Short problem:
The records below must be written out exactly, with every picture left behind.

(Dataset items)
· · · · · · ·

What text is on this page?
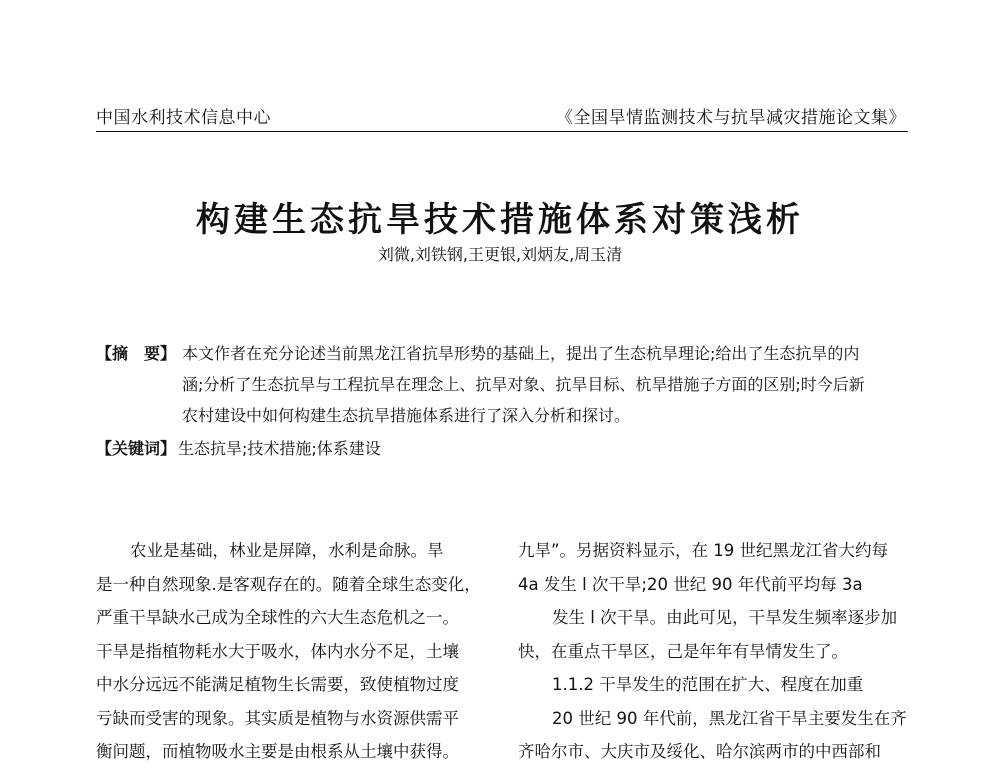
中国水利技术信息中心	《全国旱情监测技术与抗旱减灾措施论文集》
构建生态抗旱技术措施体系对策浅析
刘微,刘铁钢,王更银,刘炳友,周玉清
【摘　要】 本文作者在充分论述当前黑龙江省抗旱形势的基础上，提出了生态杭旱理论;给出了生态抗旱的内
涵;分析了生态抗旱与工程抗旱在理念上、抗旱对象、抗旱目标、杭旱措施子方面的区别;时今后新
农村建设中如何构建生态抗旱措施体系进行了深入分析和探讨。
【关键词】 生态抗旱;技术措施;体系建设
农业是基础，林业是屏障，水利是命脉。旱
是一种自然现象.是客观存在的。随着全球生态变化，
严重干旱缺水己成为全球性的六大生态危机之一。
干旱是指植物耗水大于吸水，体内水分不足，土壤
中水分远远不能满足植物生长需要，致使植物过度
亏缺而受害的现象。其实质是植物与水资源供需平
衡问题，而植物吸水主要是由根系从土壤中获得。
九旱”。另据资料显示，在 19 世纪黑龙江省大约每
4a 发生 l 次干旱;20 世纪 90 年代前平均每 3a
发生 l 次干旱。由此可见，干旱发生频率逐步加
快，在重点干旱区，己是年年有旱情发生了。
1.1.2 干旱发生的范围在扩大、程度在加重
20 世纪 90 年代前，黑龙江省干旱主要发生在齐
齐哈尔市、大庆市及绥化、哈尔滨两市的中西部和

· · · · · · ·

Expected answer:
What text is on this page?
中国水利技术信息中心	《全国旱情监测技术与抗旱减灾措施论文集》
构建生态抗旱技术措施体系对策浅析
刘微,刘铁钢,王更银,刘炳友,周玉清
【摘　要】 本文作者在充分论述当前黑龙江省抗旱形势的基础上，提出了生态杭旱理论;给出了生态抗旱的内
涵;分析了生态抗旱与工程抗旱在理念上、抗旱对象、抗旱目标、杭旱措施子方面的区别;时今后新
农村建设中如何构建生态抗旱措施体系进行了深入分析和探讨。
【关键词】 生态抗旱;技术措施;体系建设
农业是基础，林业是屏障，水利是命脉。旱
是一种自然现象.是客观存在的。随着全球生态变化，
严重干旱缺水己成为全球性的六大生态危机之一。
干旱是指植物耗水大于吸水，体内水分不足，土壤
中水分远远不能满足植物生长需要，致使植物过度
亏缺而受害的现象。其实质是植物与水资源供需平
衡问题，而植物吸水主要是由根系从土壤中获得。
九旱”。另据资料显示，在 19 世纪黑龙江省大约每
4a 发生 l 次干旱;20 世纪 90 年代前平均每 3a
发生 l 次干旱。由此可见，干旱发生频率逐步加
快，在重点干旱区，己是年年有旱情发生了。
1.1.2 干旱发生的范围在扩大、程度在加重
20 世纪 90 年代前，黑龙江省干旱主要发生在齐
齐哈尔市、大庆市及绥化、哈尔滨两市的中西部和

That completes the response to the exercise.